▶ **Exercise details**
Please arrange every line of the records below as a numbered list, leaving out any blank lines.

(Element placement data)
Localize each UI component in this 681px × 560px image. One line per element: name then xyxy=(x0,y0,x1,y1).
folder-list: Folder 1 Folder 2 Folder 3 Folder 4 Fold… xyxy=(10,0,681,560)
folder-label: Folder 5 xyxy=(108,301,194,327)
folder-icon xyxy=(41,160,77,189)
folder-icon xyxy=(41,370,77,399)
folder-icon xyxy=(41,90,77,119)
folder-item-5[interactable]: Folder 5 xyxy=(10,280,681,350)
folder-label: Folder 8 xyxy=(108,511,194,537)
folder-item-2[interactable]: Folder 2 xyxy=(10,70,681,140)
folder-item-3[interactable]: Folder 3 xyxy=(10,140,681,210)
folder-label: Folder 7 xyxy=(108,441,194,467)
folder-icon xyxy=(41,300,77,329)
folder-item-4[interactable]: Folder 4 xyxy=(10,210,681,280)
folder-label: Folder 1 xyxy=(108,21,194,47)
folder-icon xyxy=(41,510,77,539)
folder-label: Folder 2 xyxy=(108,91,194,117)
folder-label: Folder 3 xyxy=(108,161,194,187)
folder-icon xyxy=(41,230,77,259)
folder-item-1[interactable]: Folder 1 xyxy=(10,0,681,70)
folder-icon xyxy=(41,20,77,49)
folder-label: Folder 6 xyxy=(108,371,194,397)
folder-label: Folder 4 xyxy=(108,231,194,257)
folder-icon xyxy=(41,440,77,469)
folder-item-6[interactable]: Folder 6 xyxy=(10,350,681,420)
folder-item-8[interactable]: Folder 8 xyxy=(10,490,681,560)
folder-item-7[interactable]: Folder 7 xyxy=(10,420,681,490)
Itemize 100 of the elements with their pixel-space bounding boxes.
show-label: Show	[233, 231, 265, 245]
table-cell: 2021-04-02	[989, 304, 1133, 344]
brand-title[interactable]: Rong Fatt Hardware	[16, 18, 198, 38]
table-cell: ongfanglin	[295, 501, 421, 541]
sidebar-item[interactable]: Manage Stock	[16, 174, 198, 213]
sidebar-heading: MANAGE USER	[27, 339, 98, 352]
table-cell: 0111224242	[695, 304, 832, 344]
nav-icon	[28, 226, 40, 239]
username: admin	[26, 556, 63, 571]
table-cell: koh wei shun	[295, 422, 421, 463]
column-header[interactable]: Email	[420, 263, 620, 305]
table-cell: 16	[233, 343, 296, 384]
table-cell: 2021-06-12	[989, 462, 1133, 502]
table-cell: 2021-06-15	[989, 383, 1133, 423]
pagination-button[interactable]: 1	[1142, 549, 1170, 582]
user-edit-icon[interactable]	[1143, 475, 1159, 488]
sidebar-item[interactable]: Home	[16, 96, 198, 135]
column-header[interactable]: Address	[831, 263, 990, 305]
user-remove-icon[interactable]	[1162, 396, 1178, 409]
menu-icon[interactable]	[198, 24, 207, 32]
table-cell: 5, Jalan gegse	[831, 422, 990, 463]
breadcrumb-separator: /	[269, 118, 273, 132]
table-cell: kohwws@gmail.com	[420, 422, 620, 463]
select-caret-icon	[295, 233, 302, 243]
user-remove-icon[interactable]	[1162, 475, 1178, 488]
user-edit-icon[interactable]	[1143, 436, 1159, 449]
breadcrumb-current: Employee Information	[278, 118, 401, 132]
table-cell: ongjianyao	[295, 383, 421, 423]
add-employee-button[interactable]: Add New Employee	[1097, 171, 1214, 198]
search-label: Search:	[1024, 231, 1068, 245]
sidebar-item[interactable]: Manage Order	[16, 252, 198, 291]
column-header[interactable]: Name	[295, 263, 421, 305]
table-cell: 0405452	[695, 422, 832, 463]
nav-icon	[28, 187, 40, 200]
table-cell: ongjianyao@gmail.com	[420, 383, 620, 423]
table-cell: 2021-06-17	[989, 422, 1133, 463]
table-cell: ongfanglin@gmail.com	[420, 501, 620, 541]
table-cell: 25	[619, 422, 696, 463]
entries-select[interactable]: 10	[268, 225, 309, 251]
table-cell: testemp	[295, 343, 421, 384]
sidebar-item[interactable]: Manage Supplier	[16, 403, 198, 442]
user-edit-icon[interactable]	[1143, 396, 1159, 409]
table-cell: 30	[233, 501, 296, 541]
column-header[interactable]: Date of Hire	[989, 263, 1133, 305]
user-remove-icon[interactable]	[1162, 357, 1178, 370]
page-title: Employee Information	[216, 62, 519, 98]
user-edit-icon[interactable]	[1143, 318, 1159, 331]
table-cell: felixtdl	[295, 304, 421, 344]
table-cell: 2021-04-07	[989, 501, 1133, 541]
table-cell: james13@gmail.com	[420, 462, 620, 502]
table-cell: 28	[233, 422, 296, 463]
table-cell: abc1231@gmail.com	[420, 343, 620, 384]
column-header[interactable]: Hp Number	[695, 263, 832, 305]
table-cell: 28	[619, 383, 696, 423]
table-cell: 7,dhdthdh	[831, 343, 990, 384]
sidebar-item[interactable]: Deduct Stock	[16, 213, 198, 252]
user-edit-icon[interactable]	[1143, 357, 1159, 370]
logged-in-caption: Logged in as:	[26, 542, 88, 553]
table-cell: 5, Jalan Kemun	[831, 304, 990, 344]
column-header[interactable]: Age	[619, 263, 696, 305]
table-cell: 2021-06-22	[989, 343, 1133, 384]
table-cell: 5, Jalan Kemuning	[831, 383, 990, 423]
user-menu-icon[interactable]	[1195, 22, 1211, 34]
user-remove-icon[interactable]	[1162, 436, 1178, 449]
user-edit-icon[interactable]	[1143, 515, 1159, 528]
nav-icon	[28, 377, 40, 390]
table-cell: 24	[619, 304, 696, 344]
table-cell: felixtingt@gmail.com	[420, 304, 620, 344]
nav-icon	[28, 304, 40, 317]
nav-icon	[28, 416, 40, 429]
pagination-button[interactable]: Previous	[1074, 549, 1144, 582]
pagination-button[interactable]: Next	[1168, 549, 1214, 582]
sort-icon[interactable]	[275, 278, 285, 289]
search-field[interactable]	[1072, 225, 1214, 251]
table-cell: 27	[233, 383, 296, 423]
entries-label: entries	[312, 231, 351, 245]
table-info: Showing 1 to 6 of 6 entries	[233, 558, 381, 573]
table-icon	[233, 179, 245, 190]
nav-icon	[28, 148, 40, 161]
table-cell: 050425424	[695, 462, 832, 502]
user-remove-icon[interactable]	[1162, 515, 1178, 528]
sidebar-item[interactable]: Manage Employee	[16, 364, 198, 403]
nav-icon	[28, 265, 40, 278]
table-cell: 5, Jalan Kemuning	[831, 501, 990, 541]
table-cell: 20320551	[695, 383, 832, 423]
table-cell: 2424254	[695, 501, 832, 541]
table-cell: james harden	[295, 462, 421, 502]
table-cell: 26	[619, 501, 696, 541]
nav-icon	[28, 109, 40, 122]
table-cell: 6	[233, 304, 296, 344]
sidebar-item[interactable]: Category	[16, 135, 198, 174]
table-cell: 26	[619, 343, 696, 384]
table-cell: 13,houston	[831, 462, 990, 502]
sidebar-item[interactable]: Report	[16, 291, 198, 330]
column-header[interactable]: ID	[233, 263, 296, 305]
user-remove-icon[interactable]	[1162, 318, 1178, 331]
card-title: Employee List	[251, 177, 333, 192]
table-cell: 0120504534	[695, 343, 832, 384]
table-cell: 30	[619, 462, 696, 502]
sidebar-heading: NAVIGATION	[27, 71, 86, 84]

▶ **Exercise solution**
1. Localize each UI component in this 681px × 560px image. One line per element: name then xyxy=(x0,y0,x1,y1).
2. folder-list: Folder 1 Folder 2 Folder 3 Folder 4 Fold… xyxy=(10,0,681,560)
3. folder-label: Folder 5 xyxy=(108,301,194,327)
4. folder-icon xyxy=(41,160,77,189)
5. folder-icon xyxy=(41,370,77,399)
6. folder-icon xyxy=(41,90,77,119)
7. folder-item-5[interactable]: Folder 5 xyxy=(10,280,681,350)
8. folder-label: Folder 8 xyxy=(108,511,194,537)
9. folder-item-2[interactable]: Folder 2 xyxy=(10,70,681,140)
10. folder-item-3[interactable]: Folder 3 xyxy=(10,140,681,210)
11. folder-label: Folder 7 xyxy=(108,441,194,467)
12. folder-icon xyxy=(41,300,77,329)
13. folder-item-4[interactable]: Folder 4 xyxy=(10,210,681,280)
14. folder-label: Folder 1 xyxy=(108,21,194,47)
15. folder-icon xyxy=(41,510,77,539)
16. folder-label: Folder 2 xyxy=(108,91,194,117)
17. folder-label: Folder 3 xyxy=(108,161,194,187)
18. folder-icon xyxy=(41,230,77,259)
19. folder-item-1[interactable]: Folder 1 xyxy=(10,0,681,70)
20. folder-icon xyxy=(41,20,77,49)
21. folder-label: Folder 6 xyxy=(108,371,194,397)
22. folder-label: Folder 4 xyxy=(108,231,194,257)
23. folder-icon xyxy=(41,440,77,469)
24. folder-item-6[interactable]: Folder 6 xyxy=(10,350,681,420)
25. folder-item-8[interactable]: Folder 8 xyxy=(10,490,681,560)
26. folder-item-7[interactable]: Folder 7 xyxy=(10,420,681,490)
27. Itemize 100 of the elements with their pixel-space bounding boxes.
28. show-label: Show	[233, 231, 265, 245]
29. table-cell: 2021-04-02	[989, 304, 1133, 344]
30. brand-title[interactable]: Rong Fatt Hardware	[16, 18, 198, 38]
31. table-cell: ongfanglin	[295, 501, 421, 541]
32. sidebar-item[interactable]: Manage Stock	[16, 174, 198, 213]
33. sidebar-heading: MANAGE USER	[27, 339, 98, 352]
34. table-cell: 0111224242	[695, 304, 832, 344]
35. nav-icon	[28, 226, 40, 239]
36. username: admin	[26, 556, 63, 571]
37. table-cell: koh wei shun	[295, 422, 421, 463]
38. column-header[interactable]: Email	[420, 263, 620, 305]
39. table-cell: 16	[233, 343, 296, 384]
40. table-cell: 2021-06-12	[989, 462, 1133, 502]
41. table-cell: 2021-06-15	[989, 383, 1133, 423]
42. pagination-button[interactable]: 1	[1142, 549, 1170, 582]
43. user-edit-icon[interactable]	[1143, 475, 1159, 488]
44. sidebar-item[interactable]: Home	[16, 96, 198, 135]
45. column-header[interactable]: Address	[831, 263, 990, 305]
46. user-remove-icon[interactable]	[1162, 396, 1178, 409]
47. menu-icon[interactable]	[198, 24, 207, 32]
48. table-cell: 5, Jalan gegse	[831, 422, 990, 463]
49. breadcrumb-separator: /	[269, 118, 273, 132]
50. table-cell: kohwws@gmail.com	[420, 422, 620, 463]
51. select-caret-icon	[295, 233, 302, 243]
52. user-remove-icon[interactable]	[1162, 475, 1178, 488]
53. user-edit-icon[interactable]	[1143, 436, 1159, 449]
54. breadcrumb-current: Employee Information	[278, 118, 401, 132]
55. table-cell: ongjianyao	[295, 383, 421, 423]
56. add-employee-button[interactable]: Add New Employee	[1097, 171, 1214, 198]
57. search-label: Search:	[1024, 231, 1068, 245]
58. sidebar-item[interactable]: Manage Order	[16, 252, 198, 291]
59. column-header[interactable]: Name	[295, 263, 421, 305]
60. table-cell: 0405452	[695, 422, 832, 463]
61. nav-icon	[28, 187, 40, 200]
62. table-cell: ongjianyao@gmail.com	[420, 383, 620, 423]
63. table-cell: 2021-06-17	[989, 422, 1133, 463]
64. table-cell: ongfanglin@gmail.com	[420, 501, 620, 541]
65. table-cell: 25	[619, 422, 696, 463]
66. entries-select[interactable]: 10	[268, 225, 309, 251]
67. table-cell: testemp	[295, 343, 421, 384]
68. sidebar-item[interactable]: Manage Supplier	[16, 403, 198, 442]
69. user-edit-icon[interactable]	[1143, 396, 1159, 409]
70. table-cell: 30	[233, 501, 296, 541]
71. column-header[interactable]: Date of Hire	[989, 263, 1133, 305]
72. user-remove-icon[interactable]	[1162, 357, 1178, 370]
73. page-title: Employee Information	[216, 62, 519, 98]
74. user-edit-icon[interactable]	[1143, 318, 1159, 331]
75. table-cell: felixtdl	[295, 304, 421, 344]
76. table-cell: 2021-04-07	[989, 501, 1133, 541]
77. table-cell: james13@gmail.com	[420, 462, 620, 502]
78. table-cell: 28	[233, 422, 296, 463]
79. table-cell: abc1231@gmail.com	[420, 343, 620, 384]
80. column-header[interactable]: Hp Number	[695, 263, 832, 305]
81. table-cell: 28	[619, 383, 696, 423]
82. table-cell: 7,dhdthdh	[831, 343, 990, 384]
83. sidebar-item[interactable]: Deduct Stock	[16, 213, 198, 252]
84. user-edit-icon[interactable]	[1143, 357, 1159, 370]
85. logged-in-caption: Logged in as:	[26, 542, 88, 553]
86. table-cell: 5, Jalan Kemun	[831, 304, 990, 344]
87. column-header[interactable]: Age	[619, 263, 696, 305]
88. table-cell: 2021-06-22	[989, 343, 1133, 384]
89. table-cell: 5, Jalan Kemuning	[831, 383, 990, 423]
90. user-menu-icon[interactable]	[1195, 22, 1211, 34]
91. user-remove-icon[interactable]	[1162, 436, 1178, 449]
92. user-edit-icon[interactable]	[1143, 515, 1159, 528]
93. nav-icon	[28, 377, 40, 390]
94. table-cell: 24	[619, 304, 696, 344]
95. table-cell: felixtingt@gmail.com	[420, 304, 620, 344]
96. nav-icon	[28, 304, 40, 317]
97. nav-icon	[28, 416, 40, 429]
98. pagination-button[interactable]: Previous	[1074, 549, 1144, 582]
99. pagination-button[interactable]: Next	[1168, 549, 1214, 582]
100. sort-icon[interactable]	[275, 278, 285, 289]
101. search-field[interactable]	[1072, 225, 1214, 251]
102. table-cell: 27	[233, 383, 296, 423]
103. entries-label: entries	[312, 231, 351, 245]
104. table-info: Showing 1 to 6 of 6 entries	[233, 558, 381, 573]
105. table-icon	[233, 179, 245, 190]
106. nav-icon	[28, 148, 40, 161]
107. table-cell: 050425424	[695, 462, 832, 502]
108. user-remove-icon[interactable]	[1162, 515, 1178, 528]
109. sidebar-item[interactable]: Manage Employee	[16, 364, 198, 403]
110. nav-icon	[28, 265, 40, 278]
111. table-cell: 5, Jalan Kemuning	[831, 501, 990, 541]
112. table-cell: 20320551	[695, 383, 832, 423]
113. table-cell: 2424254	[695, 501, 832, 541]
114. table-cell: james harden	[295, 462, 421, 502]
115. table-cell: 26	[619, 501, 696, 541]
116. nav-icon	[28, 109, 40, 122]
117. table-cell: 6	[233, 304, 296, 344]
118. sidebar-item[interactable]: Category	[16, 135, 198, 174]
119. table-cell: 26	[619, 343, 696, 384]
120. table-cell: 13,houston	[831, 462, 990, 502]
121. sidebar-item[interactable]: Report	[16, 291, 198, 330]
122. column-header[interactable]: ID	[233, 263, 296, 305]
123. user-remove-icon[interactable]	[1162, 318, 1178, 331]
124. card-title: Employee List	[251, 177, 333, 192]
125. table-cell: 0120504534	[695, 343, 832, 384]
126. table-cell: 30	[619, 462, 696, 502]
127. sidebar-heading: NAVIGATION	[27, 71, 86, 84]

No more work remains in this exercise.